WHAT THE EXERCISE ASKS:
Quote all of the data below exactly, please.

+ + +

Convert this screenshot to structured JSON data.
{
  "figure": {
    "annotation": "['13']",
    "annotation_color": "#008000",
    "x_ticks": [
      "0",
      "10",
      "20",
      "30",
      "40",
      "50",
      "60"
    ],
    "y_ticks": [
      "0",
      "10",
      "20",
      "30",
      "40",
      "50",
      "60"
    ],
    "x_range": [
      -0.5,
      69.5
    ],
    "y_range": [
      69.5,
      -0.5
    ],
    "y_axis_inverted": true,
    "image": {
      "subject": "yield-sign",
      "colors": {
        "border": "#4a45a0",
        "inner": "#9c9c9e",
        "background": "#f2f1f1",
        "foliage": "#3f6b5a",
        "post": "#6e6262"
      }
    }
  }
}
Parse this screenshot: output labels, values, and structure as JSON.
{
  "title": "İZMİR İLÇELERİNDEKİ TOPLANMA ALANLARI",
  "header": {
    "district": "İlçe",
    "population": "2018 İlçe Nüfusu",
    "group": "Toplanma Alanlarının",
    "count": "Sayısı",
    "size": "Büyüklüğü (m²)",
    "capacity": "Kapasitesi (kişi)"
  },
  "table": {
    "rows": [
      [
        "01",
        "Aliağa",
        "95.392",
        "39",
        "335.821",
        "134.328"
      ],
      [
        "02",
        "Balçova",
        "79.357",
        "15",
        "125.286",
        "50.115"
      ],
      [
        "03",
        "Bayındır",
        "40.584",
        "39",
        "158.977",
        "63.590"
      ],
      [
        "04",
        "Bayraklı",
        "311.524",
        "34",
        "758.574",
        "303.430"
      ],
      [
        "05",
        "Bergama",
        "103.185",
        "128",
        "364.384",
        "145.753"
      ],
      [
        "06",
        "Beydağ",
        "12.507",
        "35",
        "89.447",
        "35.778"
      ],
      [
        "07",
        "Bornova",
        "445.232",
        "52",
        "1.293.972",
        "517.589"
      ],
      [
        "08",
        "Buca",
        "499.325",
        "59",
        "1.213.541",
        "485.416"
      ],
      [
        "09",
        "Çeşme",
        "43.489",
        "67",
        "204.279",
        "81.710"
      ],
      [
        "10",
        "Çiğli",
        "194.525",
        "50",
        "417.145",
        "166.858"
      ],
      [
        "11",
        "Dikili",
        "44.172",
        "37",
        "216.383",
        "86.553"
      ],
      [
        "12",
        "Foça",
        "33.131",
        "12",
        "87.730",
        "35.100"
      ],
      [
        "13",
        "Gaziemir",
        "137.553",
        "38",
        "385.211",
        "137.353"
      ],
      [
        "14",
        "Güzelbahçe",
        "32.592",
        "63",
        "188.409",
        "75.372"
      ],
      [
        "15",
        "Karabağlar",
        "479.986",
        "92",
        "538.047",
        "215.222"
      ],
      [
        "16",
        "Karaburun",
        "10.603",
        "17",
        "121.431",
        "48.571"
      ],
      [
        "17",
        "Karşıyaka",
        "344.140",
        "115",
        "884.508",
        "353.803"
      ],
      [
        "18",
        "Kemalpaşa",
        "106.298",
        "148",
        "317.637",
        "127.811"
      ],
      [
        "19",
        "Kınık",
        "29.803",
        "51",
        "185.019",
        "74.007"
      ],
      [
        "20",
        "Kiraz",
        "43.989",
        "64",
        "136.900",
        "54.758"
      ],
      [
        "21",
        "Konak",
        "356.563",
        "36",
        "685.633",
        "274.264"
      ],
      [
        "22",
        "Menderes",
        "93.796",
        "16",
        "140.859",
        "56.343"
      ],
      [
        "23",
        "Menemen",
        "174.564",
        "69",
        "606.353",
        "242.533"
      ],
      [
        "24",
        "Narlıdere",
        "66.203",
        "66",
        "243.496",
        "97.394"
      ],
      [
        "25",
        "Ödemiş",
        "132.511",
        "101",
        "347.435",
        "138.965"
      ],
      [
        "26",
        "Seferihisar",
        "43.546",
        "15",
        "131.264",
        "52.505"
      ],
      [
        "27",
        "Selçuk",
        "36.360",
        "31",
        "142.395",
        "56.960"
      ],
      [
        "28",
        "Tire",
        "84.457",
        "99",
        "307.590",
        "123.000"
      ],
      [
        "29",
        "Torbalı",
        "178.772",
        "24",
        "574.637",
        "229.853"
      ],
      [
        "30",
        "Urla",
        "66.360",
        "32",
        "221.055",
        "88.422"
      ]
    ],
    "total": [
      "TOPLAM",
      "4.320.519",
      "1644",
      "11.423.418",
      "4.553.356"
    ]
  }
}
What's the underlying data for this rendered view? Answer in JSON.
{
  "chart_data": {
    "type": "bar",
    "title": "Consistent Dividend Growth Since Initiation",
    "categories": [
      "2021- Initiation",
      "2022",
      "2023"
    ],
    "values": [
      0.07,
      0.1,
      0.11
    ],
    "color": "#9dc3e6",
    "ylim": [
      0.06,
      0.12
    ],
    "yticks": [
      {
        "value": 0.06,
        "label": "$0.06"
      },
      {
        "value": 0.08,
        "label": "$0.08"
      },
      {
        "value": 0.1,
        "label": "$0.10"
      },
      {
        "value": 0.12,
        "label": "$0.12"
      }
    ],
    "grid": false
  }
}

+ + +

RESPONSE FOR THIS EXERCISE:
Convert this screenshot to structured JSON data.
{
  "figure": {
    "annotation": "['13']",
    "annotation_color": "#008000",
    "x_ticks": [
      "0",
      "10",
      "20",
      "30",
      "40",
      "50",
      "60"
    ],
    "y_ticks": [
      "0",
      "10",
      "20",
      "30",
      "40",
      "50",
      "60"
    ],
    "x_range": [
      -0.5,
      69.5
    ],
    "y_range": [
      69.5,
      -0.5
    ],
    "y_axis_inverted": true,
    "image": {
      "subject": "yield-sign",
      "colors": {
        "border": "#4a45a0",
        "inner": "#9c9c9e",
        "background": "#f2f1f1",
        "foliage": "#3f6b5a",
        "post": "#6e6262"
      }
    }
  }
}
Parse this screenshot: output labels, values, and structure as JSON.
{
  "title": "İZMİR İLÇELERİNDEKİ TOPLANMA ALANLARI",
  "header": {
    "district": "İlçe",
    "population": "2018 İlçe Nüfusu",
    "group": "Toplanma Alanlarının",
    "count": "Sayısı",
    "size": "Büyüklüğü (m²)",
    "capacity": "Kapasitesi (kişi)"
  },
  "table": {
    "rows": [
      [
        "01",
        "Aliağa",
        "95.392",
        "39",
        "335.821",
        "134.328"
      ],
      [
        "02",
        "Balçova",
        "79.357",
        "15",
        "125.286",
        "50.115"
      ],
      [
        "03",
        "Bayındır",
        "40.584",
        "39",
        "158.977",
        "63.590"
      ],
      [
        "04",
        "Bayraklı",
        "311.524",
        "34",
        "758.574",
        "303.430"
      ],
      [
        "05",
        "Bergama",
        "103.185",
        "128",
        "364.384",
        "145.753"
      ],
      [
        "06",
        "Beydağ",
        "12.507",
        "35",
        "89.447",
        "35.778"
      ],
      [
        "07",
        "Bornova",
        "445.232",
        "52",
        "1.293.972",
        "517.589"
      ],
      [
        "08",
        "Buca",
        "499.325",
        "59",
        "1.213.541",
        "485.416"
      ],
      [
        "09",
        "Çeşme",
        "43.489",
        "67",
        "204.279",
        "81.710"
      ],
      [
        "10",
        "Çiğli",
        "194.525",
        "50",
        "417.145",
        "166.858"
      ],
      [
        "11",
        "Dikili",
        "44.172",
        "37",
        "216.383",
        "86.553"
      ],
      [
        "12",
        "Foça",
        "33.131",
        "12",
        "87.730",
        "35.100"
      ],
      [
        "13",
        "Gaziemir",
        "137.553",
        "38",
        "385.211",
        "137.353"
      ],
      [
        "14",
        "Güzelbahçe",
        "32.592",
        "63",
        "188.409",
        "75.372"
      ],
      [
        "15",
        "Karabağlar",
        "479.986",
        "92",
        "538.047",
        "215.222"
      ],
      [
        "16",
        "Karaburun",
        "10.603",
        "17",
        "121.431",
        "48.571"
      ],
      [
        "17",
        "Karşıyaka",
        "344.140",
        "115",
        "884.508",
        "353.803"
      ],
      [
        "18",
        "Kemalpaşa",
        "106.298",
        "148",
        "317.637",
        "127.811"
      ],
      [
        "19",
        "Kınık",
        "29.803",
        "51",
        "185.019",
        "74.007"
      ],
      [
        "20",
        "Kiraz",
        "43.989",
        "64",
        "136.900",
        "54.758"
      ],
      [
        "21",
        "Konak",
        "356.563",
        "36",
        "685.633",
        "274.264"
      ],
      [
        "22",
        "Menderes",
        "93.796",
        "16",
        "140.859",
        "56.343"
      ],
      [
        "23",
        "Menemen",
        "174.564",
        "69",
        "606.353",
        "242.533"
      ],
      [
        "24",
        "Narlıdere",
        "66.203",
        "66",
        "243.496",
        "97.394"
      ],
      [
        "25",
        "Ödemiş",
        "132.511",
        "101",
        "347.435",
        "138.965"
      ],
      [
        "26",
        "Seferihisar",
        "43.546",
        "15",
        "131.264",
        "52.505"
      ],
      [
        "27",
        "Selçuk",
        "36.360",
        "31",
        "142.395",
        "56.960"
      ],
      [
        "28",
        "Tire",
        "84.457",
        "99",
        "307.590",
        "123.000"
      ],
      [
        "29",
        "Torbalı",
        "178.772",
        "24",
        "574.637",
        "229.853"
      ],
      [
        "30",
        "Urla",
        "66.360",
        "32",
        "221.055",
        "88.422"
      ]
    ],
    "total": [
      "TOPLAM",
      "4.320.519",
      "1644",
      "11.423.418",
      "4.553.356"
    ]
  }
}
What's the underlying data for this rendered view? Answer in JSON.
{
  "chart_data": {
    "type": "bar",
    "title": "Consistent Dividend Growth Since Initiation",
    "categories": [
      "2021- Initiation",
      "2022",
      "2023"
    ],
    "values": [
      0.07,
      0.1,
      0.11
    ],
    "color": "#9dc3e6",
    "ylim": [
      0.06,
      0.12
    ],
    "yticks": [
      {
        "value": 0.06,
        "label": "$0.06"
      },
      {
        "value": 0.08,
        "label": "$0.08"
      },
      {
        "value": 0.1,
        "label": "$0.10"
      },
      {
        "value": 0.12,
        "label": "$0.12"
      }
    ],
    "grid": false
  }
}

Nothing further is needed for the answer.